Your instructions -
Rewrite the items below, replacing every instance of "cloud" with "puff" and leaving all other text the same.

Source data -
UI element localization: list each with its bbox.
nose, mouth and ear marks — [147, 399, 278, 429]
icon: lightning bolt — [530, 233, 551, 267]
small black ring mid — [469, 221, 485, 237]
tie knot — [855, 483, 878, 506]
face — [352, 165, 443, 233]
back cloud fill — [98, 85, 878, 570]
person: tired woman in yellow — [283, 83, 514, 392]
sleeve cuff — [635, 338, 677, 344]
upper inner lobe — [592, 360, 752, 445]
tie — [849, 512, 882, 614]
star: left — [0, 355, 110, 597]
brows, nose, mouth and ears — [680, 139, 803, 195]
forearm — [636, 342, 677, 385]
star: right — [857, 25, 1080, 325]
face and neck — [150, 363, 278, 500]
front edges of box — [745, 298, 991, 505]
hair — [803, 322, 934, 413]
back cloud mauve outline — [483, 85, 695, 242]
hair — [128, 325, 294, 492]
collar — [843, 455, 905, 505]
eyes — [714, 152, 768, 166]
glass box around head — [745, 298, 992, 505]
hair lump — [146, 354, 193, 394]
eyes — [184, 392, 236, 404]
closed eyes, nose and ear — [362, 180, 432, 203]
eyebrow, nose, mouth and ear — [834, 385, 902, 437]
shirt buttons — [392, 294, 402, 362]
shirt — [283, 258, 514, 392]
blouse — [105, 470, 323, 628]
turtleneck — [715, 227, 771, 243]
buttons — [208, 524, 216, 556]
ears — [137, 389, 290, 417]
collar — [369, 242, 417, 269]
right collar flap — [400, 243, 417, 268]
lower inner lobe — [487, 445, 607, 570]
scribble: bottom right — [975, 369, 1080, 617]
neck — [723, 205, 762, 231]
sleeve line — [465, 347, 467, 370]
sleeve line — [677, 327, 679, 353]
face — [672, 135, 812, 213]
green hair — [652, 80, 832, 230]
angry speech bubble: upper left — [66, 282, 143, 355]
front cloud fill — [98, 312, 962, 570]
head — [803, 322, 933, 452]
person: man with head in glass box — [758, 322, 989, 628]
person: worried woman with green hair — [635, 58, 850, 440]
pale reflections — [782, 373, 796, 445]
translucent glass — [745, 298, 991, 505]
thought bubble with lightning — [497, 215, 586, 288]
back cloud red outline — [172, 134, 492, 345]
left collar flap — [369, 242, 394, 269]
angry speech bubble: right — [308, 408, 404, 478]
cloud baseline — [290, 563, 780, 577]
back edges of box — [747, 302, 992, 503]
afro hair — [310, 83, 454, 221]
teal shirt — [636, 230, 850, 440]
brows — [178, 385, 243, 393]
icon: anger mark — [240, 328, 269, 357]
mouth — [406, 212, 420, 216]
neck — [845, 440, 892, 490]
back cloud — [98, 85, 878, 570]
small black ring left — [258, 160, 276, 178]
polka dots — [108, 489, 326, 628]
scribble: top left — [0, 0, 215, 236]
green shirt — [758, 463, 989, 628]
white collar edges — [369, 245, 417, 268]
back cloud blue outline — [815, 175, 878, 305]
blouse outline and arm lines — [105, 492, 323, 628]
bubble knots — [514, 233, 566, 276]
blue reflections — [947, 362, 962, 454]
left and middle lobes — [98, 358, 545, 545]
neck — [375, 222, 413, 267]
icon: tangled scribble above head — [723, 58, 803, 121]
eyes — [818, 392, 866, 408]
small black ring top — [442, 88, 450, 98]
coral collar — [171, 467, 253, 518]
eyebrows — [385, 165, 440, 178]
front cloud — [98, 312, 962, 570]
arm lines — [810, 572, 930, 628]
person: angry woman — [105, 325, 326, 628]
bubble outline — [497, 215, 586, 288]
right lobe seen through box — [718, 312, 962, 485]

Result for this task -
UI element localization: list each with its bbox.
nose, mouth and ear marks — [147, 399, 278, 429]
icon: lightning bolt — [530, 233, 551, 267]
small black ring mid — [469, 221, 485, 237]
tie knot — [855, 483, 878, 506]
face — [352, 165, 443, 233]
back puff fill — [98, 85, 878, 570]
person: tired woman in yellow — [283, 83, 514, 392]
sleeve cuff — [635, 338, 677, 344]
upper inner lobe — [592, 360, 752, 445]
tie — [849, 512, 882, 614]
star: left — [0, 355, 110, 597]
brows, nose, mouth and ears — [680, 139, 803, 195]
forearm — [636, 342, 677, 385]
star: right — [857, 25, 1080, 325]
face and neck — [150, 363, 278, 500]
front edges of box — [745, 298, 991, 505]
hair — [803, 322, 934, 413]
back puff mauve outline — [483, 85, 695, 242]
hair — [128, 325, 294, 492]
collar — [843, 455, 905, 505]
eyes — [714, 152, 768, 166]
glass box around head — [745, 298, 992, 505]
hair lump — [146, 354, 193, 394]
eyes — [184, 392, 236, 404]
closed eyes, nose and ear — [362, 180, 432, 203]
eyebrow, nose, mouth and ear — [834, 385, 902, 437]
shirt buttons — [392, 294, 402, 362]
shirt — [283, 258, 514, 392]
blouse — [105, 470, 323, 628]
turtleneck — [715, 227, 771, 243]
buttons — [208, 524, 216, 556]
ears — [137, 389, 290, 417]
collar — [369, 242, 417, 269]
right collar flap — [400, 243, 417, 268]
lower inner lobe — [487, 445, 607, 570]
scribble: bottom right — [975, 369, 1080, 617]
neck — [723, 205, 762, 231]
sleeve line — [465, 347, 467, 370]
sleeve line — [677, 327, 679, 353]
face — [672, 135, 812, 213]
green hair — [652, 80, 832, 230]
angry speech bubble: upper left — [66, 282, 143, 355]
front puff fill — [98, 312, 962, 570]
head — [803, 322, 933, 452]
person: man with head in glass box — [758, 322, 989, 628]
person: worried woman with green hair — [635, 58, 850, 440]
pale reflections — [782, 373, 796, 445]
translucent glass — [745, 298, 991, 505]
thought bubble with lightning — [497, 215, 586, 288]
back puff red outline — [172, 134, 492, 345]
left collar flap — [369, 242, 394, 269]
angry speech bubble: right — [308, 408, 404, 478]
puff baseline — [290, 563, 780, 577]
back edges of box — [747, 302, 992, 503]
afro hair — [310, 83, 454, 221]
teal shirt — [636, 230, 850, 440]
brows — [178, 385, 243, 393]
icon: anger mark — [240, 328, 269, 357]
mouth — [406, 212, 420, 216]
neck — [845, 440, 892, 490]
back puff — [98, 85, 878, 570]
small black ring left — [258, 160, 276, 178]
polka dots — [108, 489, 326, 628]
scribble: top left — [0, 0, 215, 236]
green shirt — [758, 463, 989, 628]
white collar edges — [369, 245, 417, 268]
back puff blue outline — [815, 175, 878, 305]
blouse outline and arm lines — [105, 492, 323, 628]
bubble knots — [514, 233, 566, 276]
blue reflections — [947, 362, 962, 454]
left and middle lobes — [98, 358, 545, 545]
neck — [375, 222, 413, 267]
icon: tangled scribble above head — [723, 58, 803, 121]
eyes — [818, 392, 866, 408]
small black ring top — [442, 88, 450, 98]
coral collar — [171, 467, 253, 518]
eyebrows — [385, 165, 440, 178]
front puff — [98, 312, 962, 570]
arm lines — [810, 572, 930, 628]
person: angry woman — [105, 325, 326, 628]
bubble outline — [497, 215, 586, 288]
right lobe seen through box — [718, 312, 962, 485]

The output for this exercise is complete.